#### Problem:
Return all the data below as it stands, minus the pictures.

[Lines of data]
[start]

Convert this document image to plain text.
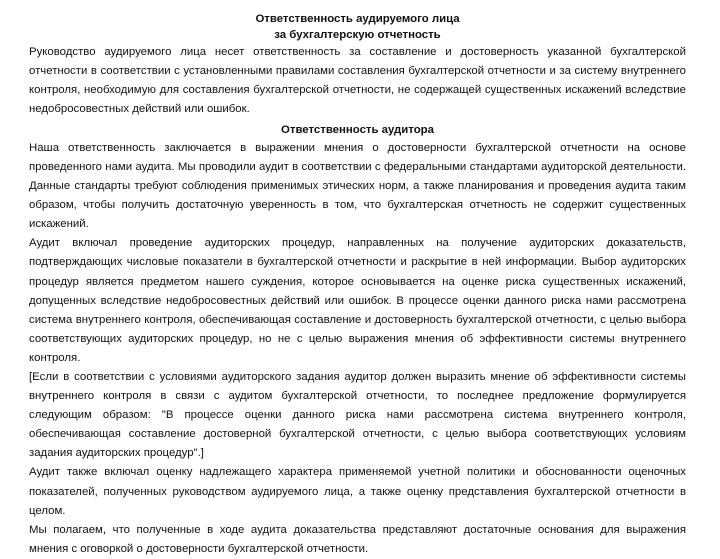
Ответственность аудируемого лица
за бухгалтерскую отчетность

Руководство аудируемого лица несет ответственность за составление и достоверность указанной бухгалтерской отчетности в соответствии с установленными правилами составления бухгалтерской отчетности и за систему внутреннего контроля, необходимую для составления бухгалтерской отчетности, не содержащей существенных искажений вследствие недобросовестных действий или ошибок.

Ответственность аудитора

Наша ответственность заключается в выражении мнения о достоверности бухгалтерской отчетности на основе проведенного нами аудита. Мы проводили аудит в соответствии с федеральными стандартами аудиторской деятельности. Данные стандарты требуют соблюдения применимых этических норм, а также планирования и проведения аудита таким образом, чтобы получить достаточную уверенность в том, что бухгалтерская отчетность не содержит существенных искажений.

Аудит включал проведение аудиторских процедур, направленных на получение аудиторских доказательств, подтверждающих числовые показатели в бухгалтерской отчетности и раскрытие в ней информации. Выбор аудиторских процедур является предметом нашего суждения, которое основывается на оценке риска существенных искажений, допущенных вследствие недобросовестных действий или ошибок. В процессе оценки данного риска нами рассмотрена система внутреннего контроля, обеспечивающая составление и достоверность бухгалтерской отчетности, с целью выбора соответствующих аудиторских процедур, но не с целью выражения мнения об эффективности системы внутреннего контроля.

[Если в соответствии с условиями аудиторского задания аудитор должен выразить мнение об эффективности системы внутреннего контроля в связи с аудитом бухгалтерской отчетности, то последнее предложение формулируется следующим образом: "В процессе оценки данного риска нами рассмотрена система внутреннего контроля, обеспечивающая составление достоверной бухгалтерской отчетности, с целью выбора соответствующих условиям задания аудиторских процедур".]

Аудит также включал оценку надлежащего характера применяемой учетной политики и обоснованности оценочных показателей, полученных руководством аудируемого лица, а также оценку представления бухгалтерской отчетности в целом.

Мы полагаем, что полученные в ходе аудита доказательства представляют достаточные основания для выражения мнения с оговоркой о достоверности бухгалтерской отчетности.
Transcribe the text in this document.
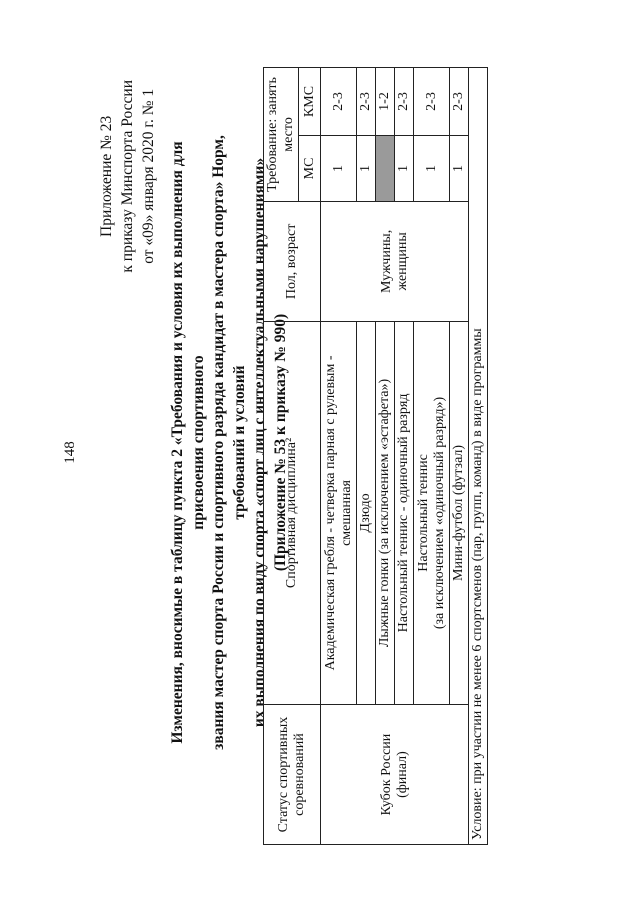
148
Приложение № 23 к приказу Минспорта России от «09» января 2020 г. № 1 Изменения, вносимые в таблицу пункта 2 «Требования и условия их выполнения для присвоения спортивного звания мастер спорта России и спортивного разряда кандидат в мастера спорта» Норм, требований и условий их выполнения по виду спорта «спорт лиц с интеллектуальными нарушениями» (Приложение № 53 к приказу № 990)
Статус спортивных соревнований	Спортивная дисциплина²	Пол, возраст	Требование: занять место	
			МС	КМС
Кубок России (финал)	Академическая гребля - четверка парная с рулевым - смешанная	Мужчины, женщины	1	2-3
	Дзюдо		1	2-3
	Лыжные гонки (за исключением «эстафета»)			1-2
	Настольный теннис - одиночный разряд		1	2-3

	Настольный теннис (за исключением «одиночный разряд»)		1	2-3
	Мини-футбол (футзал)		1	2-3
Условие: при участии не менее 6 спортсменов (пар, групп, команд) в виде программы				
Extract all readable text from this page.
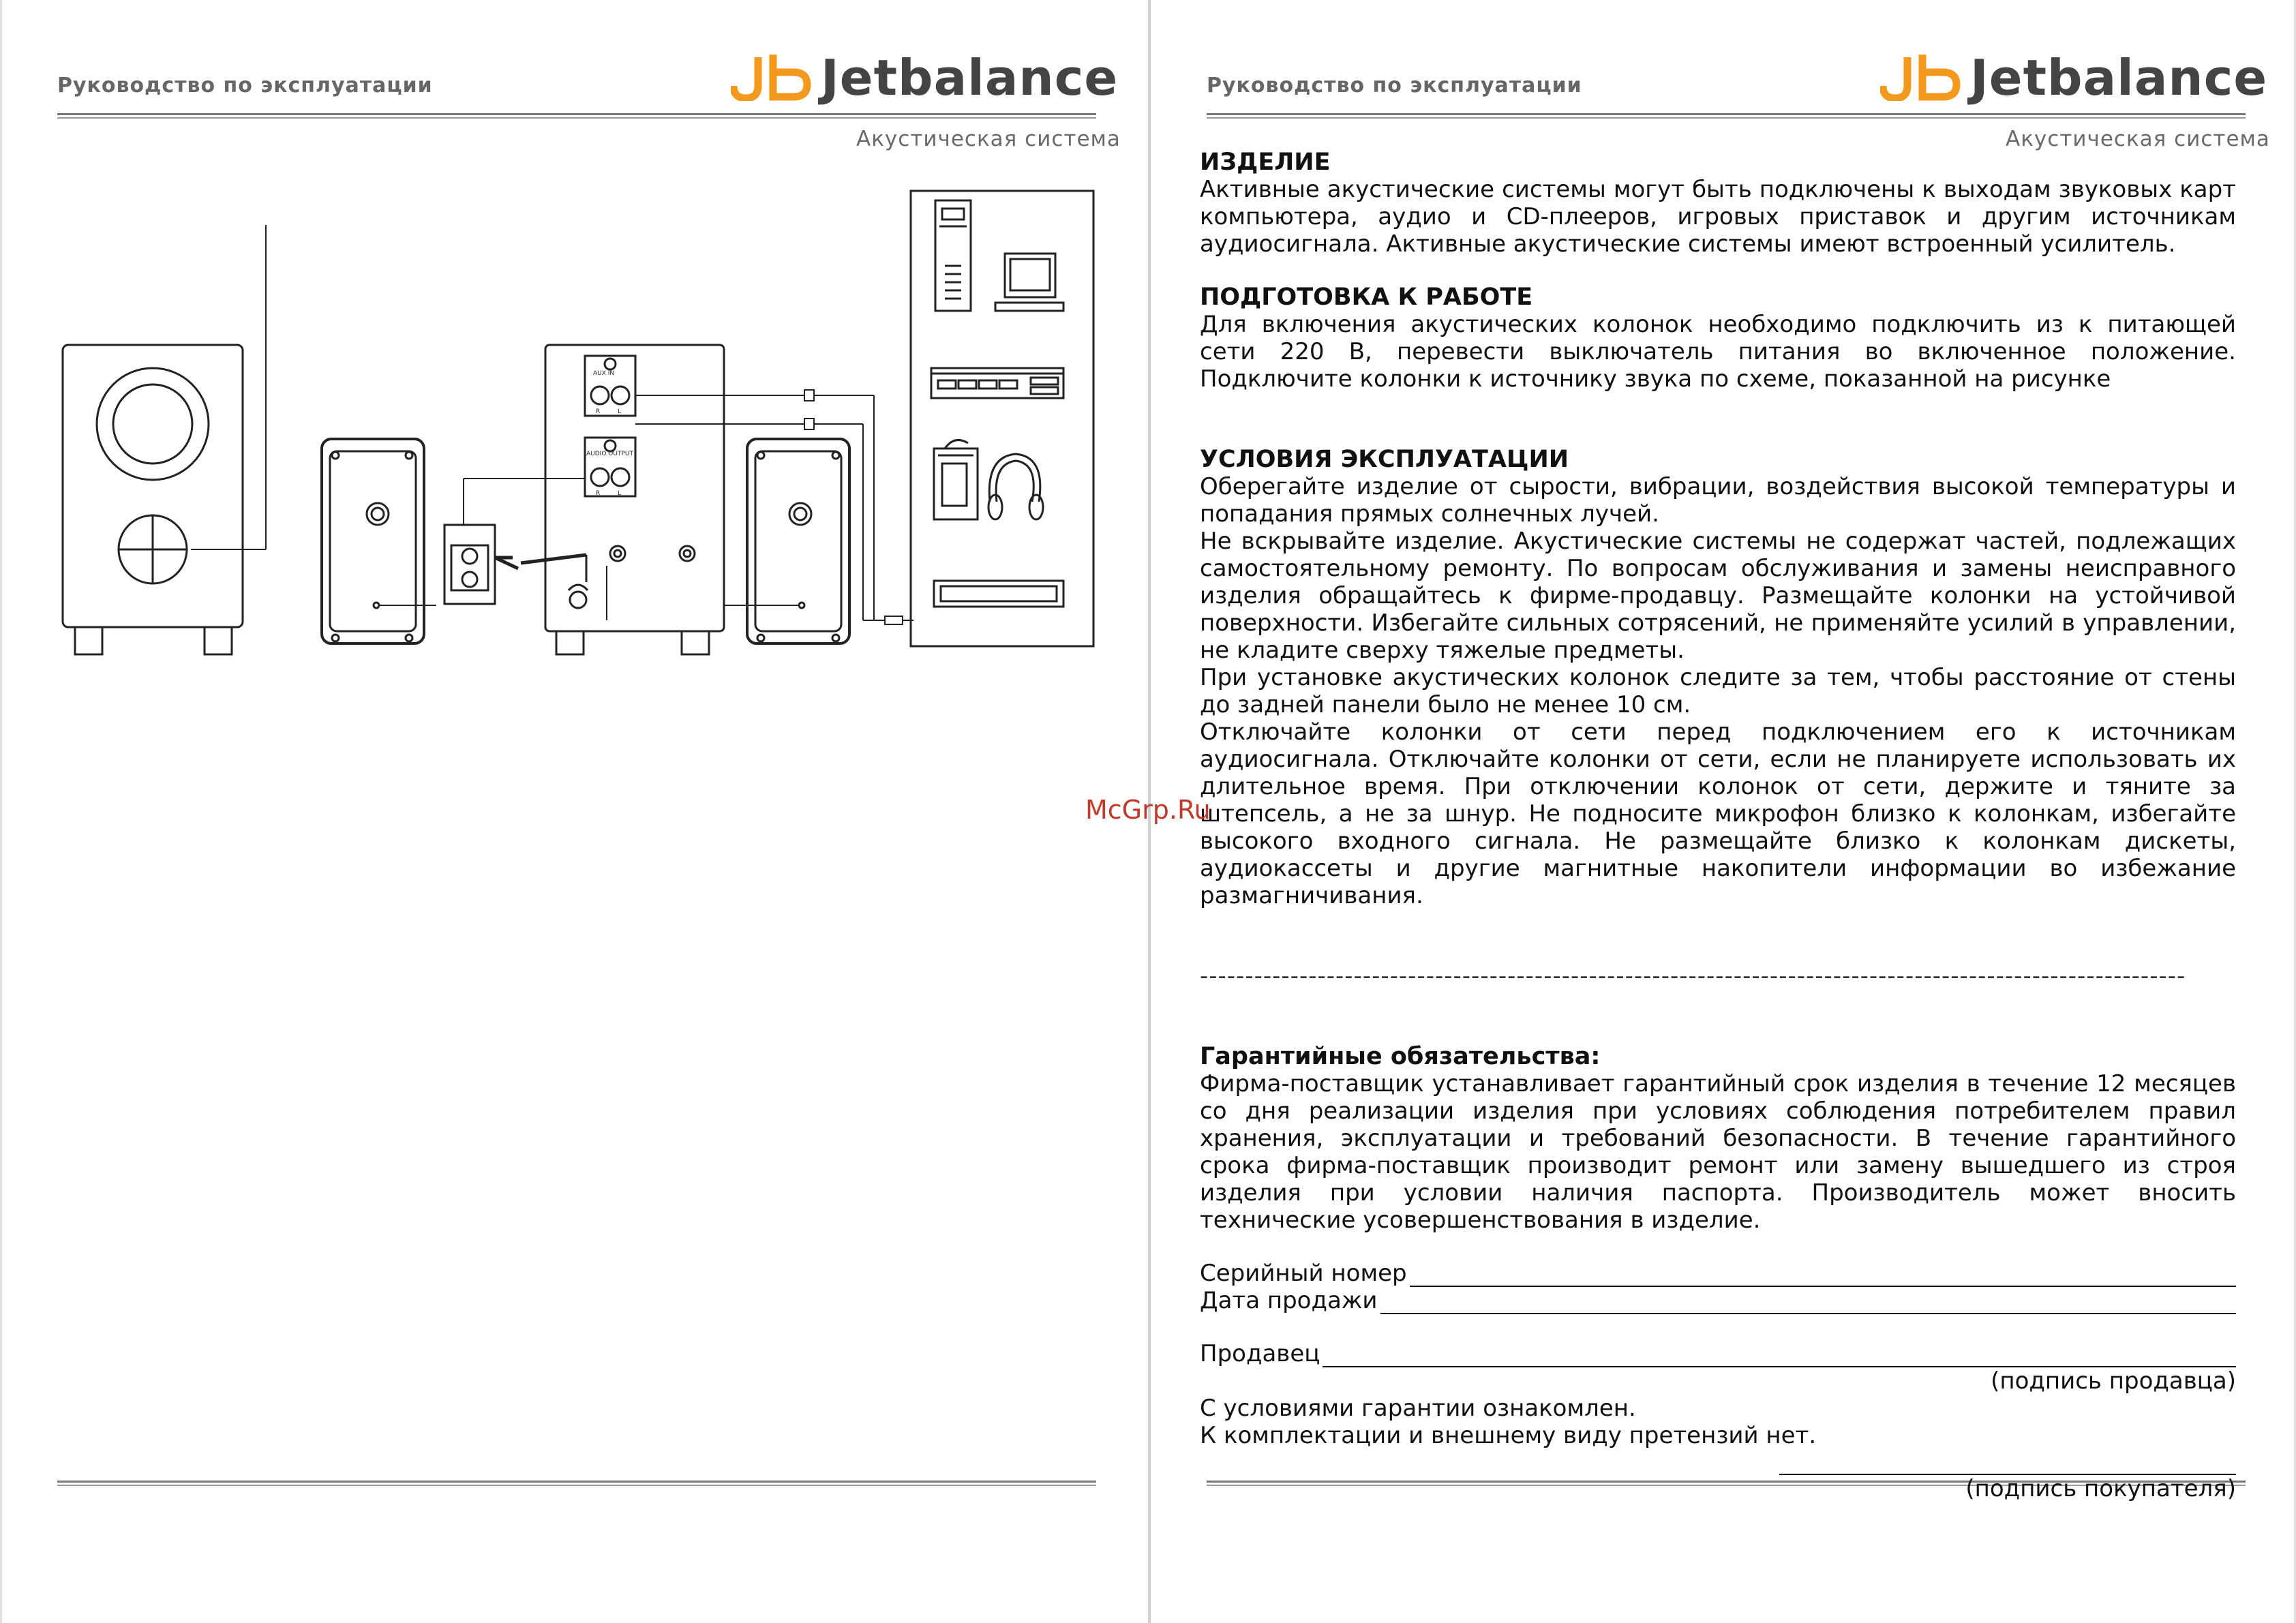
Руководство по эксплуатации	Jetbalance
Акустическая система
AUX IN
AUDIO OUTPUT
R	L
R	L
Руководство по эксплуатации	Jetbalance
Акустическая система

ИЗДЕЛИЕ

Активные акустические системы могут быть подключены к выходам звуковых карт компьютера, аудио и CD-плееров, игровых приставок и другим источникам аудиосигнала. Активные акустические системы имеют встроенный усилитель.

ПОДГОТОВКА К РАБОТЕ

Для включения акустических колонок необходимо подключить из к питающей сети 220 В, перевести выключатель питания во включенное положение. Подключите колонки к источнику звука по схеме, показанной на рисунке

УСЛОВИЯ ЭКСПЛУАТАЦИИ

Оберегайте изделие от сырости, вибрации, воздействия высокой температуры и попадания прямых солнечных лучей.

Не вскрывайте изделие. Акустические системы не содержат частей, подлежащих самостоятельному ремонту. По вопросам обслуживания и замены неисправного изделия обращайтесь к фирме-продавцу. Размещайте колонки на устойчивой поверхности. Избегайте сильных сотрясений, не применяйте усилий в управлении, не кладите сверху тяжелые предметы.

При установке акустических колонок следите за тем, чтобы расстояние от стены до задней панели было не менее 10 см.

Отключайте колонки от сети перед подключением его к источникам аудиосигнала. Отключайте колонки от сети, если не планируете использовать их длительное время. При отключении колонок от сети, держите и тяните за штепсель, а не за шнур. Не подносите микрофон близко к колонкам, избегайте высокого входного сигнала. Не размещайте близко к колонкам дискеты, аудиокассеты и другие магнитные накопители информации во избежание размагничивания.

-------------------------------------------------------------------------------------------------------------

Гарантийные обязательства:

Фирма-поставщик устанавливает гарантийный срок изделия в течение 12 месяцев со дня реализации изделия при условиях соблюдения потребителем правил хранения, эксплуатации и требований безопасности. В течение гарантийного срока фирма-поставщик производит ремонт или замену вышедшего из строя изделия при условии наличия паспорта. Производитель может вносить технические усовершенствования в изделие.

Серийный номер
Дата продажи
Продавец

(подпись продавца)

С условиями гарантии ознакомлен.

К комплектации и внешнему виду претензий нет.

(подпись покупателя)

McGrp.Ru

[end]

#### Result of this exercise:
Convert this document image to plain text.
Ответственность аудируемого лица
за бухгалтерскую отчетность

Руководство аудируемого лица несет ответственность за составление и достоверность указанной бухгалтерской отчетности в соответствии с установленными правилами составления бухгалтерской отчетности и за систему внутреннего контроля, необходимую для составления бухгалтерской отчетности, не содержащей существенных искажений вследствие недобросовестных действий или ошибок.

Ответственность аудитора

Наша ответственность заключается в выражении мнения о достоверности бухгалтерской отчетности на основе проведенного нами аудита. Мы проводили аудит в соответствии с федеральными стандартами аудиторской деятельности. Данные стандарты требуют соблюдения применимых этических норм, а также планирования и проведения аудита таким образом, чтобы получить достаточную уверенность в том, что бухгалтерская отчетность не содержит существенных искажений.

Аудит включал проведение аудиторских процедур, направленных на получение аудиторских доказательств, подтверждающих числовые показатели в бухгалтерской отчетности и раскрытие в ней информации. Выбор аудиторских процедур является предметом нашего суждения, которое основывается на оценке риска существенных искажений, допущенных вследствие недобросовестных действий или ошибок. В процессе оценки данного риска нами рассмотрена система внутреннего контроля, обеспечивающая составление и достоверность бухгалтерской отчетности, с целью выбора соответствующих аудиторских процедур, но не с целью выражения мнения об эффективности системы внутреннего контроля.

[Если в соответствии с условиями аудиторского задания аудитор должен выразить мнение об эффективности системы внутреннего контроля в связи с аудитом бухгалтерской отчетности, то последнее предложение формулируется следующим образом: "В процессе оценки данного риска нами рассмотрена система внутреннего контроля, обеспечивающая составление достоверной бухгалтерской отчетности, с целью выбора соответствующих условиям задания аудиторских процедур".]

Аудит также включал оценку надлежащего характера применяемой учетной политики и обоснованности оценочных показателей, полученных руководством аудируемого лица, а также оценку представления бухгалтерской отчетности в целом.

Мы полагаем, что полученные в ходе аудита доказательства представляют достаточные основания для выражения мнения с оговоркой о достоверности бухгалтерской отчетности.
Transcribe the text in this document.
148
Приложение № 23 к приказу Минспорта России от «09» января 2020 г. № 1 Изменения, вносимые в таблицу пункта 2 «Требования и условия их выполнения для присвоения спортивного звания мастер спорта России и спортивного разряда кандидат в мастера спорта» Норм, требований и условий их выполнения по виду спорта «спорт лиц с интеллектуальными нарушениями» (Приложение № 53 к приказу № 990)
Статус спортивных соревнований	Спортивная дисциплина²	Пол, возраст	Требование: занять место	
			МС	КМС
Кубок России (финал)	Академическая гребля - четверка парная с рулевым - смешанная	Мужчины, женщины	1	2-3
	Дзюдо		1	2-3
	Лыжные гонки (за исключением «эстафета»)			1-2
	Настольный теннис - одиночный разряд		1	2-3

	Настольный теннис (за исключением «одиночный разряд»)		1	2-3
	Мини-футбол (футзал)		1	2-3
Условие: при участии не менее 6 спортсменов (пар, групп, команд) в виде программы				
Extract all readable text from this page.
Руководство по эксплуатации	Jetbalance
Акустическая система
AUX IN
AUDIO OUTPUT
R	L
R	L
Руководство по эксплуатации	Jetbalance
Акустическая система

ИЗДЕЛИЕ

Активные акустические системы могут быть подключены к выходам звуковых карт компьютера, аудио и CD-плееров, игровых приставок и другим источникам аудиосигнала. Активные акустические системы имеют встроенный усилитель.

ПОДГОТОВКА К РАБОТЕ

Для включения акустических колонок необходимо подключить из к питающей сети 220 В, перевести выключатель питания во включенное положение. Подключите колонки к источнику звука по схеме, показанной на рисунке

УСЛОВИЯ ЭКСПЛУАТАЦИИ

Оберегайте изделие от сырости, вибрации, воздействия высокой температуры и попадания прямых солнечных лучей.

Не вскрывайте изделие. Акустические системы не содержат частей, подлежащих самостоятельному ремонту. По вопросам обслуживания и замены неисправного изделия обращайтесь к фирме-продавцу. Размещайте колонки на устойчивой поверхности. Избегайте сильных сотрясений, не применяйте усилий в управлении, не кладите сверху тяжелые предметы.

При установке акустических колонок следите за тем, чтобы расстояние от стены до задней панели было не менее 10 см.

Отключайте колонки от сети перед подключением его к источникам аудиосигнала. Отключайте колонки от сети, если не планируете использовать их длительное время. При отключении колонок от сети, держите и тяните за штепсель, а не за шнур. Не подносите микрофон близко к колонкам, избегайте высокого входного сигнала. Не размещайте близко к колонкам дискеты, аудиокассеты и другие магнитные накопители информации во избежание размагничивания.

-------------------------------------------------------------------------------------------------------------

Гарантийные обязательства:

Фирма-поставщик устанавливает гарантийный срок изделия в течение 12 месяцев со дня реализации изделия при условиях соблюдения потребителем правил хранения, эксплуатации и требований безопасности. В течение гарантийного срока фирма-поставщик производит ремонт или замену вышедшего из строя изделия при условии наличия паспорта. Производитель может вносить технические усовершенствования в изделие.

Серийный номер
Дата продажи
Продавец

(подпись продавца)

С условиями гарантии ознакомлен.

К комплектации и внешнему виду претензий нет.

(подпись покупателя)

McGrp.Ru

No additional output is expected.